(Saved data entries)
⟨

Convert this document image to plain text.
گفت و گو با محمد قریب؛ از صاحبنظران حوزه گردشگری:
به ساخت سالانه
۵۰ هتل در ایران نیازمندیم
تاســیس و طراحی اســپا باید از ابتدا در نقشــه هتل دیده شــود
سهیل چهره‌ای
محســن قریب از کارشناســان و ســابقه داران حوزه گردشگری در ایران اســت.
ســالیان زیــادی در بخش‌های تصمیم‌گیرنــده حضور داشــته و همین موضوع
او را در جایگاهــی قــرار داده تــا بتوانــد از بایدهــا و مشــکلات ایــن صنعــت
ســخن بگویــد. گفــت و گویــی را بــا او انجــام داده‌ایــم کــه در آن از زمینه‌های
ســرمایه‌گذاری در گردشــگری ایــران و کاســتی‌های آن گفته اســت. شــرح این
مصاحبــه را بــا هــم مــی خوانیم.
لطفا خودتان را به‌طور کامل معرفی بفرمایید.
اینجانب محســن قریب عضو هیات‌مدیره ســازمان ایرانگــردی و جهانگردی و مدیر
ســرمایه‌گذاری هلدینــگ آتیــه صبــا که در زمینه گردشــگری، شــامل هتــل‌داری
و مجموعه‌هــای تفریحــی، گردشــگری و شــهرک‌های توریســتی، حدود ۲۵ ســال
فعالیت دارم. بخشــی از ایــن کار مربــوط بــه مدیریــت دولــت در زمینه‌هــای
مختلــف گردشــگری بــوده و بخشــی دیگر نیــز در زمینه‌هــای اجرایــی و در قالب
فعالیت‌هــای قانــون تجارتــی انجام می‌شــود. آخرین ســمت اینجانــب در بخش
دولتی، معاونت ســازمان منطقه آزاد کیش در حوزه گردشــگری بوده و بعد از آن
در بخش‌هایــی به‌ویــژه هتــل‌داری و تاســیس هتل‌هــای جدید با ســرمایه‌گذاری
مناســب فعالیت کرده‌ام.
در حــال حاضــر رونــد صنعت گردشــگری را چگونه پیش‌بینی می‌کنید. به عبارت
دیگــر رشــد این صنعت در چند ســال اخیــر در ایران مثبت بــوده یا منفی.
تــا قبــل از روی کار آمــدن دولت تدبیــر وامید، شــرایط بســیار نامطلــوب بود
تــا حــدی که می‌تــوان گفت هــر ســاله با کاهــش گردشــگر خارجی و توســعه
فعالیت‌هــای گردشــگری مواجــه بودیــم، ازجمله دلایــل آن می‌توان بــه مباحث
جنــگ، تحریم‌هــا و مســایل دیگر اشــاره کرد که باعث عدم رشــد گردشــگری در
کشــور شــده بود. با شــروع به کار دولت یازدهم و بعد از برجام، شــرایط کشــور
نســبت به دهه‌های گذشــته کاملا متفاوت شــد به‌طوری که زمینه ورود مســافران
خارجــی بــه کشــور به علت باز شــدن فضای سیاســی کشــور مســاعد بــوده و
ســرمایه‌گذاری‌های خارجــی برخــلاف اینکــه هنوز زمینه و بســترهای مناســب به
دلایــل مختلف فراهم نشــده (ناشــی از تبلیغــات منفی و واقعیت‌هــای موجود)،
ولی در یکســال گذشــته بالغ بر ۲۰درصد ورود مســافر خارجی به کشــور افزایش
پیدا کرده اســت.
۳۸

⟩

Exercise
Take the lines above and print them exactly.

Output of the task
Convert this document image to plain text.
گفت و گو با محمد قریب؛ از صاحبنظران حوزه گردشگری:
به ساخت سالانه
۵۰ هتل در ایران نیازمندیم
تاســیس و طراحی اســپا باید از ابتدا در نقشــه هتل دیده شــود
سهیل چهره‌ای
محســن قریب از کارشناســان و ســابقه داران حوزه گردشگری در ایران اســت.
ســالیان زیــادی در بخش‌های تصمیم‌گیرنــده حضور داشــته و همین موضوع
او را در جایگاهــی قــرار داده تــا بتوانــد از بایدهــا و مشــکلات ایــن صنعــت
ســخن بگویــد. گفــت و گویــی را بــا او انجــام داده‌ایــم کــه در آن از زمینه‌های
ســرمایه‌گذاری در گردشــگری ایــران و کاســتی‌های آن گفته اســت. شــرح این
مصاحبــه را بــا هــم مــی خوانیم.
لطفا خودتان را به‌طور کامل معرفی بفرمایید.
اینجانب محســن قریب عضو هیات‌مدیره ســازمان ایرانگــردی و جهانگردی و مدیر
ســرمایه‌گذاری هلدینــگ آتیــه صبــا که در زمینه گردشــگری، شــامل هتــل‌داری
و مجموعه‌هــای تفریحــی، گردشــگری و شــهرک‌های توریســتی، حدود ۲۵ ســال
فعالیت دارم. بخشــی از ایــن کار مربــوط بــه مدیریــت دولــت در زمینه‌هــای
مختلــف گردشــگری بــوده و بخشــی دیگر نیــز در زمینه‌هــای اجرایــی و در قالب
فعالیت‌هــای قانــون تجارتــی انجام می‌شــود. آخرین ســمت اینجانــب در بخش
دولتی، معاونت ســازمان منطقه آزاد کیش در حوزه گردشــگری بوده و بعد از آن
در بخش‌هایــی به‌ویــژه هتــل‌داری و تاســیس هتل‌هــای جدید با ســرمایه‌گذاری
مناســب فعالیت کرده‌ام.
در حــال حاضــر رونــد صنعت گردشــگری را چگونه پیش‌بینی می‌کنید. به عبارت
دیگــر رشــد این صنعت در چند ســال اخیــر در ایران مثبت بــوده یا منفی.
تــا قبــل از روی کار آمــدن دولت تدبیــر وامید، شــرایط بســیار نامطلــوب بود
تــا حــدی که می‌تــوان گفت هــر ســاله با کاهــش گردشــگر خارجی و توســعه
فعالیت‌هــای گردشــگری مواجــه بودیــم، ازجمله دلایــل آن می‌توان بــه مباحث
جنــگ، تحریم‌هــا و مســایل دیگر اشــاره کرد که باعث عدم رشــد گردشــگری در
کشــور شــده بود. با شــروع به کار دولت یازدهم و بعد از برجام، شــرایط کشــور
نســبت به دهه‌های گذشــته کاملا متفاوت شــد به‌طوری که زمینه ورود مســافران
خارجــی بــه کشــور به علت باز شــدن فضای سیاســی کشــور مســاعد بــوده و
ســرمایه‌گذاری‌های خارجــی برخــلاف اینکــه هنوز زمینه و بســترهای مناســب به
دلایــل مختلف فراهم نشــده (ناشــی از تبلیغــات منفی و واقعیت‌هــای موجود)،
ولی در یکســال گذشــته بالغ بر ۲۰درصد ورود مســافر خارجی به کشــور افزایش
پیدا کرده اســت.
۳۸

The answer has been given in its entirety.